### Written problem
Show only lines that include "Text".
**** Data entries ****
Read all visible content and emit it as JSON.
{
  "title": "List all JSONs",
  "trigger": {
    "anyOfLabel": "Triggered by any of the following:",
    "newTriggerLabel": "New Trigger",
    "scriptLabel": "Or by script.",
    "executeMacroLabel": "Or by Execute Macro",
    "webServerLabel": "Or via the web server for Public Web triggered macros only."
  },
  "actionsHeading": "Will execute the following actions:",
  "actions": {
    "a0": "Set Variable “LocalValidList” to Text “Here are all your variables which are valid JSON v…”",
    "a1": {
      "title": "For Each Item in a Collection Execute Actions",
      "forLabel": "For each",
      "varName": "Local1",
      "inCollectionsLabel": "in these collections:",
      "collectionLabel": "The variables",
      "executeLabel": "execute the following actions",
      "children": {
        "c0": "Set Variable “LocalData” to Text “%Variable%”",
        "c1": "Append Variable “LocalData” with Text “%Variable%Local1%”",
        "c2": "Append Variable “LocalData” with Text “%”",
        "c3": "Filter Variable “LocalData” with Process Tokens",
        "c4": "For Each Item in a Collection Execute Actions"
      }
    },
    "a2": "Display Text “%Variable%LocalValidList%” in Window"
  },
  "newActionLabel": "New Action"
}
****
### Answer for the task
    "a0": "Set Variable “LocalValidList” to Text “Here are all your variables which are valid JSON v…”",
        "c0": "Set Variable “LocalData” to Text “%Variable%”",
        "c1": "Append Variable “LocalData” with Text “%Variable%Local1%”",
        "c2": "Append Variable “LocalData” with Text “%”",
    "a2": "Display Text “%Variable%LocalValidList%” in Window"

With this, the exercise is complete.